Task prompt ::
Copy the following rows verbatim, reproducing every line as it appears.
===============
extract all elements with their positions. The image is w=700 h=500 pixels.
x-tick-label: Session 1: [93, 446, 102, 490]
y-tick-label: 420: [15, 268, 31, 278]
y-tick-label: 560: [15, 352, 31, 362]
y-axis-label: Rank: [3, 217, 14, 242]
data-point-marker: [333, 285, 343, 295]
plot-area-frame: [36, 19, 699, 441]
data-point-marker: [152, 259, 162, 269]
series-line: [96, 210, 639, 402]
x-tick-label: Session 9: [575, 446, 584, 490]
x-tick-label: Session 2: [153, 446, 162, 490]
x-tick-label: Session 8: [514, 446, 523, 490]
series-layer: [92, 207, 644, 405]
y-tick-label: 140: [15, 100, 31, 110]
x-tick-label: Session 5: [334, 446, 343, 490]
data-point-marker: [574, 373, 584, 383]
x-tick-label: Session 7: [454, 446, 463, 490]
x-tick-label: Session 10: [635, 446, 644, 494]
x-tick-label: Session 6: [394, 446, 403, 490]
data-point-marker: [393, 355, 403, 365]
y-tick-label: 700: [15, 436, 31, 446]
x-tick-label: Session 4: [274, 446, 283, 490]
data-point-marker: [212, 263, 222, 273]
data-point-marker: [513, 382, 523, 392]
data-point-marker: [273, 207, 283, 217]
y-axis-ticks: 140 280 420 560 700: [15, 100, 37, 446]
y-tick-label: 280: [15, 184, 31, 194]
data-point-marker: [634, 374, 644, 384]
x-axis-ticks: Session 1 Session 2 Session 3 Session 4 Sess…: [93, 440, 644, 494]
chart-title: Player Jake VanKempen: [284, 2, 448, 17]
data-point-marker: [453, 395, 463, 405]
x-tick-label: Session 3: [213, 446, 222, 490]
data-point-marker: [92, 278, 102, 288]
===============
Solution to this problem ::
extract all elements with their positions. The image is w=700 h=500 pixels.
x-tick-label: Session 1: [93, 446, 102, 490]
y-tick-label: 420: [15, 268, 31, 278]
y-tick-label: 560: [15, 352, 31, 362]
y-axis-label: Rank: [3, 217, 14, 242]
data-point-marker: [333, 285, 343, 295]
plot-area-frame: [36, 19, 699, 441]
data-point-marker: [152, 259, 162, 269]
series-line: [96, 210, 639, 402]
x-tick-label: Session 9: [575, 446, 584, 490]
x-tick-label: Session 2: [153, 446, 162, 490]
x-tick-label: Session 8: [514, 446, 523, 490]
series-layer: [92, 207, 644, 405]
y-tick-label: 140: [15, 100, 31, 110]
x-tick-label: Session 5: [334, 446, 343, 490]
data-point-marker: [574, 373, 584, 383]
x-tick-label: Session 7: [454, 446, 463, 490]
x-tick-label: Session 10: [635, 446, 644, 494]
x-tick-label: Session 6: [394, 446, 403, 490]
data-point-marker: [393, 355, 403, 365]
y-tick-label: 700: [15, 436, 31, 446]
x-tick-label: Session 4: [274, 446, 283, 490]
data-point-marker: [212, 263, 222, 273]
data-point-marker: [513, 382, 523, 392]
data-point-marker: [273, 207, 283, 217]
y-axis-ticks: 140 280 420 560 700: [15, 100, 37, 446]
y-tick-label: 280: [15, 184, 31, 194]
data-point-marker: [634, 374, 644, 384]
x-axis-ticks: Session 1 Session 2 Session 3 Session 4 Sess…: [93, 440, 644, 494]
chart-title: Player Jake VanKempen: [284, 2, 448, 17]
data-point-marker: [453, 395, 463, 405]
x-tick-label: Session 3: [213, 446, 222, 490]
data-point-marker: [92, 278, 102, 288]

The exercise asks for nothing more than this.